[start]

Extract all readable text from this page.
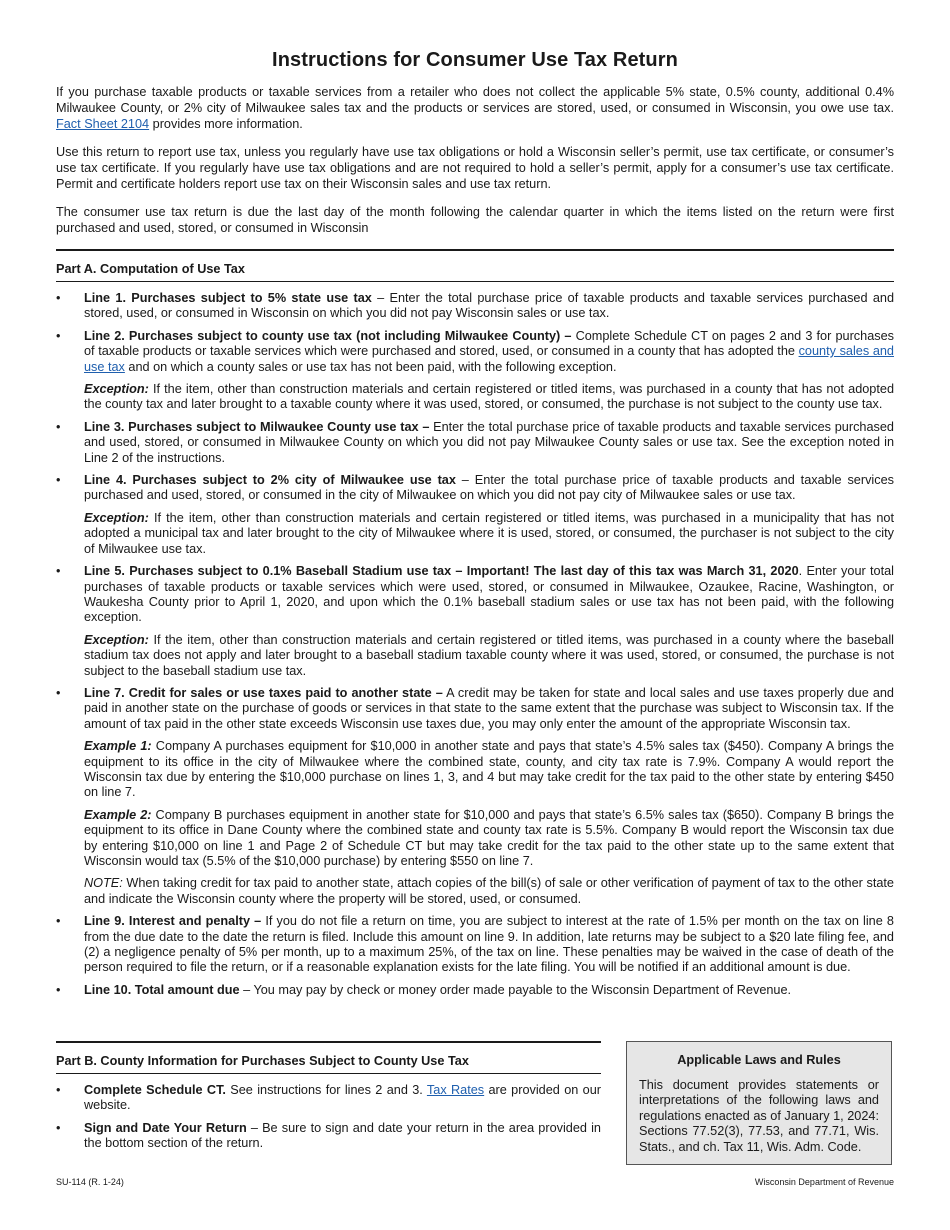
Instructions for Consumer Use Tax Return

If you purchase taxable products or taxable services from a retailer who does not collect the applicable 5% state, 0.5% county, additional 0.4% Milwaukee County, or 2% city of Milwaukee sales tax and the products or services are stored, used, or consumed in Wisconsin, you owe use tax. Fact Sheet 2104 provides more information.

Use this return to report use tax, unless you regularly have use tax obligations or hold a Wisconsin seller’s permit, use tax certificate, or consumer’s use tax certificate. If you regularly have use tax obligations and are not required to hold a seller’s permit, apply for a consumer’s use tax certificate. Permit and certificate holders report use tax on their Wisconsin sales and use tax return.

The consumer use tax return is due the last day of the month following the calendar quarter in which the items listed on the return were first purchased and used, stored, or consumed in Wisconsin

Part A. Computation of Use Tax
• Line 1. Purchases subject to 5% state use tax – Enter the total purchase price of taxable products and taxable services purchased and stored, used, or consumed in Wisconsin on which you did not pay Wisconsin sales or use tax.

• Line 2. Purchases subject to county use tax (not including Milwaukee County) – Complete Schedule CT on pages 2 and 3 for purchases of taxable products or taxable services which were purchased and stored, used, or consumed in a county that has adopted the county sales and use tax and on which a county sales or use tax has not been paid, with the following exception.

Exception: If the item, other than construction materials and certain registered or titled items, was purchased in a county that has not adopted the county tax and later brought to a taxable county where it was used, stored, or consumed, the purchase is not subject to the county use tax.

• Line 3. Purchases subject to Milwaukee County use tax – Enter the total purchase price of taxable products and taxable services purchased and used, stored, or consumed in Milwaukee County on which you did not pay Milwaukee County sales or use tax. See the exception noted in Line 2 of the instructions.

• Line 4. Purchases subject to 2% city of Milwaukee use tax – Enter the total purchase price of taxable products and taxable services purchased and used, stored, or consumed in the city of Milwaukee on which you did not pay city of Milwaukee sales or use tax.

Exception: If the item, other than construction materials and certain registered or titled items, was purchased in a municipality that has not adopted a municipal tax and later brought to the city of Milwaukee where it is used, stored, or consumed, the purchaser is not subject to the city of Milwaukee use tax.

• Line 5. Purchases subject to 0.1% Baseball Stadium use tax – Important! The last day of this tax was March 31, 2020. Enter your total purchases of taxable products or taxable services which were used, stored, or consumed in Milwaukee, Ozaukee, Racine, Washington, or Waukesha County prior to April 1, 2020, and upon which the 0.1% baseball stadium sales or use tax has not been paid, with the following exception.

Exception: If the item, other than construction materials and certain registered or titled items, was purchased in a county where the baseball stadium tax does not apply and later brought to a baseball stadium taxable county where it was used, stored, or consumed, the purchase is not subject to the baseball stadium use tax.

• Line 7. Credit for sales or use taxes paid to another state – A credit may be taken for state and local sales and use taxes properly due and paid in another state on the purchase of goods or services in that state to the same extent that the purchase was subject to Wisconsin tax. If the amount of tax paid in the other state exceeds Wisconsin use taxes due, you may only enter the amount of the appropriate Wisconsin tax.

Example 1: Company A purchases equipment for $10,000 in another state and pays that state’s 4.5% sales tax ($450). Company A brings the equipment to its office in the city of Milwaukee where the combined state, county, and city tax rate is 7.9%. Company A would report the Wisconsin tax due by entering the $10,000 purchase on lines 1, 3, and 4 but may take credit for the tax paid to the other state by entering $450 on line 7.

Example 2: Company B purchases equipment in another state for $10,000 and pays that state’s 6.5% sales tax ($650). Company B brings the equipment to its office in Dane County where the combined state and county tax rate is 5.5%. Company B would report the Wisconsin tax due by entering $10,000 on line 1 and Page 2 of Schedule CT but may take credit for the tax paid to the other state up to the same extent that Wisconsin would tax (5.5% of the $10,000 purchase) by entering $550 on line 7.

NOTE: When taking credit for tax paid to another state, attach copies of the bill(s) of sale or other verification of payment of tax to the other state and indicate the Wisconsin county where the property will be stored, used, or consumed.

• Line 9. Interest and penalty – If you do not file a return on time, you are subject to interest at the rate of 1.5% per month on the tax on line 8 from the due date to the date the return is filed. Include this amount on line 9. In addition, late returns may be subject to a $20 late filing fee, and (2) a negligence penalty of 5% per month, up to a maximum 25%, of the tax on line. These penalties may be waived in the case of death of the person required to file the return, or if a reasonable explanation exists for the late filing. You will be notified if an additional amount is due.

• Line 10. Total amount due – You may pay by check or money order made payable to the Wisconsin Department of Revenue.

Part B. County Information for Purchases Subject to County Use Tax
• Complete Schedule CT. See instructions for lines 2 and 3. Tax Rates are provided on our website.

• Sign and Date Your Return – Be sure to sign and date your return in the area provided in the bottom section of the return.

Applicable Laws and Rules

This document provides statements or interpretations of the following laws and regulations enacted as of January 1, 2024: Sections 77.52(3), 77.53, and 77.71, Wis. Stats., and ch. Tax 11, Wis. Adm. Code.

SU-114 (R. 1-24)	Wisconsin Department of Revenue
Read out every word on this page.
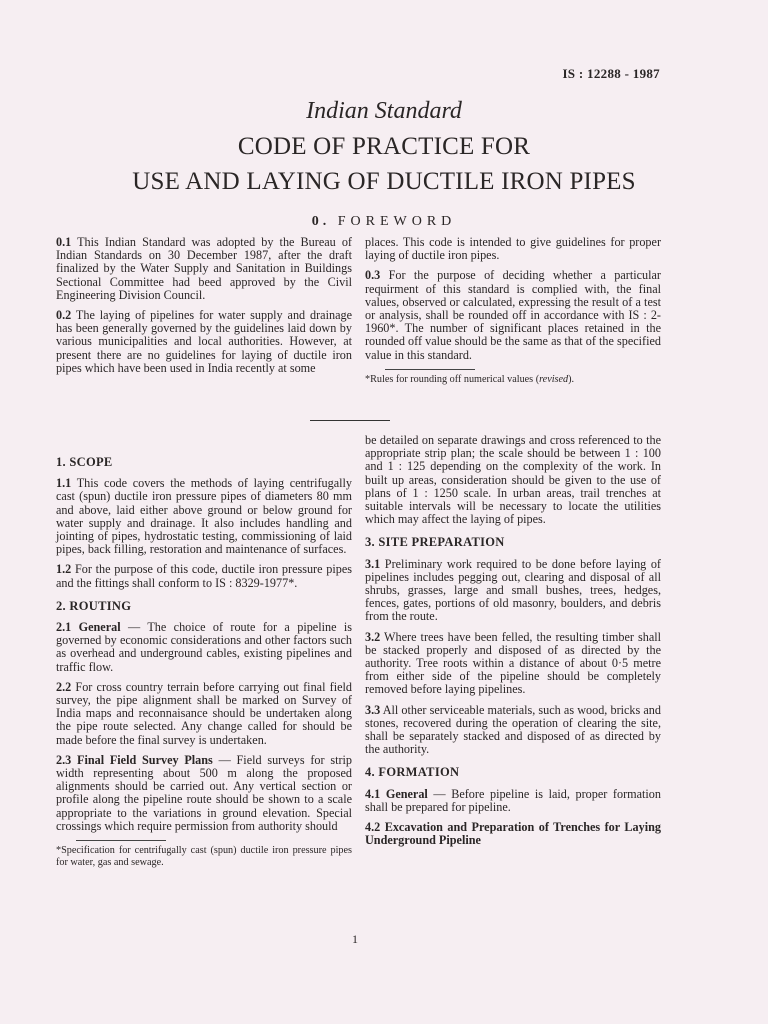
IS : 12288 - 1987

Indian Standard

CODE OF PRACTICE FOR
USE AND LAYING OF DUCTILE IRON PIPES
0. FOREWORD

0.1 This Indian Standard was adopted by the Bureau of Indian Standards on 30 December 1987, after the draft finalized by the Water Supply and Sanitation in Buildings Sectional Committee had beed approved by the Civil Engineering Division Council.

0.2 The laying of pipelines for water supply and drainage has been generally governed by the guidelines laid down by various municipalities and local authorities. However, at present there are no guidelines for laying of ductile iron pipes which have been used in India recently at some

places. This code is intended to give guidelines for proper laying of ductile iron pipes.

0.3 For the purpose of deciding whether a particular requirment of this standard is complied with, the final values, observed or calculated, expressing the result of a test or analysis, shall be rounded off in accordance with IS : 2-1960*. The number of significant places retained in the rounded off value should be the same as that of the specified value in this standard.

*Rules for rounding off numerical values (revised).
1. SCOPE

1.1 This code covers the methods of laying centrifugally cast (spun) ductile iron pressure pipes of diameters 80 mm and above, laid either above ground or below ground for water supply and drainage. It also includes handling and jointing of pipes, hydrostatic testing, commissioning of laid pipes, back filling, restoration and maintenance of surfaces.

1.2 For the purpose of this code, ductile iron pressure pipes and the fittings shall conform to IS : 8329-1977*.

2. ROUTING

2.1 General — The choice of route for a pipeline is governed by economic considerations and other factors such as overhead and underground cables, existing pipelines and traffic flow.

2.2 For cross country terrain before carrying out final field survey, the pipe alignment shall be marked on Survey of India maps and reconnaisance should be undertaken along the pipe route selected. Any change called for should be made before the final survey is undertaken.

2.3 Final Field Survey Plans — Field surveys for strip width representing about 500 m along the proposed alignments should be carried out. Any vertical section or profile along the pipeline route should be shown to a scale appropriate to the variations in ground elevation. Special crossings which require permission from authority should

*Specification for centrifugally cast (spun) ductile iron pressure pipes for water, gas and sewage.

be detailed on separate drawings and cross referenced to the appropriate strip plan; the scale should be between 1 : 100 and 1 : 125 depending on the complexity of the work. In built up areas, consideration should be given to the use of plans of 1 : 1250 scale. In urban areas, trail trenches at suitable intervals will be necessary to locate the utilities which may affect the laying of pipes.

3. SITE PREPARATION

3.1 Preliminary work required to be done before laying of pipelines includes pegging out, clearing and disposal of all shrubs, grasses, large and small bushes, trees, hedges, fences, gates, portions of old masonry, boulders, and debris from the route.

3.2 Where trees have been felled, the resulting timber shall be stacked properly and disposed of as directed by the authority. Tree roots within a distance of about 0·5 metre from either side of the pipeline should be completely removed before laying pipelines.

3.3 All other serviceable materials, such as wood, bricks and stones, recovered during the operation of clearing the site, shall be separately stacked and disposed of as directed by the authority.

4. FORMATION

4.1 General — Before pipeline is laid, proper formation shall be prepared for pipeline.

4.2 Excavation and Preparation of Trenches for Laying Underground Pipeline

1
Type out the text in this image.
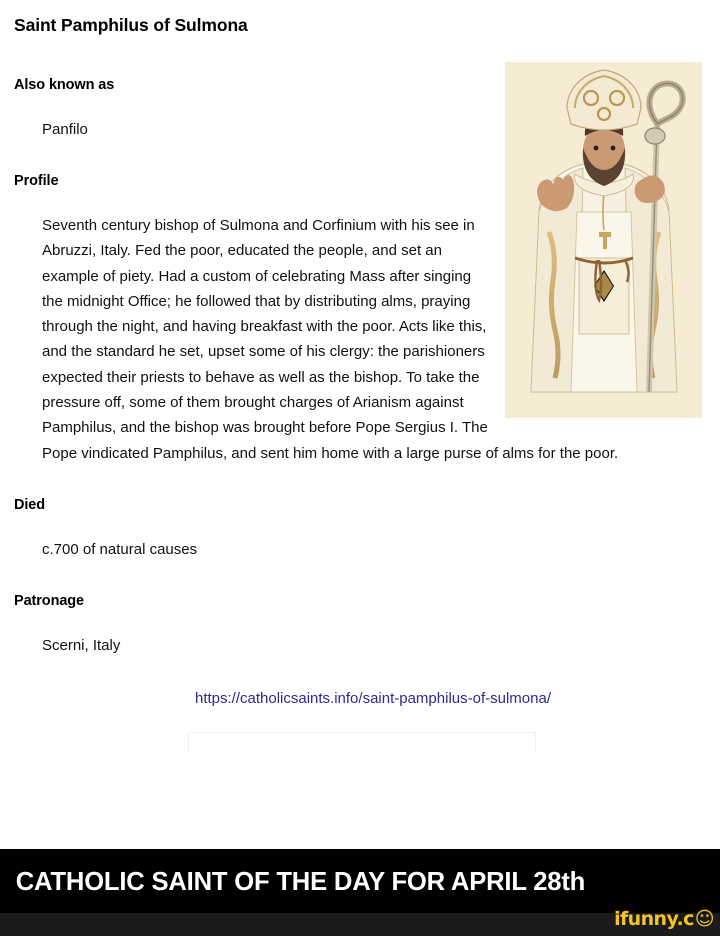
Saint Pamphilus of Sulmona
Also known as
Panfilo
Profile

Seventh century bishop of Sulmona and Corfinium with his see in Abruzzi, Italy. Fed the poor, educated the people, and set an example of piety. Had a custom of celebrating Mass after singing the midnight Office; he followed that by distributing alms, praying through the night, and having breakfast with the poor. Acts like this, and the standard he set, upset some of his clergy: the parishioners expected their priests to behave as well as the bishop. To take the pressure off, some of them brought charges of Arianism against Pamphilus, and the bishop was brought before Pope Sergius I. The Pope vindicated Pamphilus, and sent him home with a large purse of alms for the poor.

Died
c.700 of natural causes
Patronage
Scerni, Italy
https://catholicsaints.info/saint-pamphilus-of-sulmona/
CATHOLIC SAINT OF THE DAY FOR APRIL 28th
ifunny.c ☺
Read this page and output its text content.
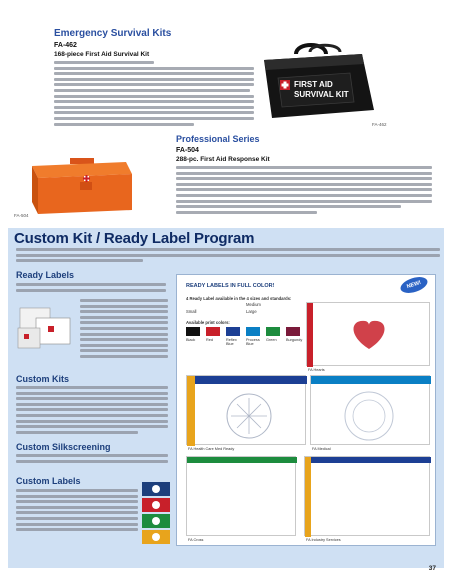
Emergency Survival Kits
FA-462
168-piece First Aid Survival Kit
FIRST AID
SURVIVAL KIT
FA-462
Professional Series
FA-504
288-pc. First Aid Response Kit
FA-504
Custom Kit / Ready Label Program
Ready Labels
Custom Kits
Custom Silkscreening
Custom Labels
READY LABELS IN FULL COLOR!	NEW!
4 Ready Label available in the 4 sizes and standards:
Small
Medium
Large
Available print colors:
Black	Red	Reflex Blue
Process Blue
Green Burgundy
FA Hearts
FA Health Care Med Ready	FA Medical
FA Cross	FA Industry Services
37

[end]

Your task is to pick out every line with the string "such" and copy it.

2.1 General — The choice of route for a pipeline is governed by economic considerations and other factors such as overhead and underground cables, existing pipelines and traffic flow.
3.3 All other serviceable materials, such as wood, bricks and stones, recovered during the operation of clearing the site, shall be separately stacked and disposed of as directed by the authority.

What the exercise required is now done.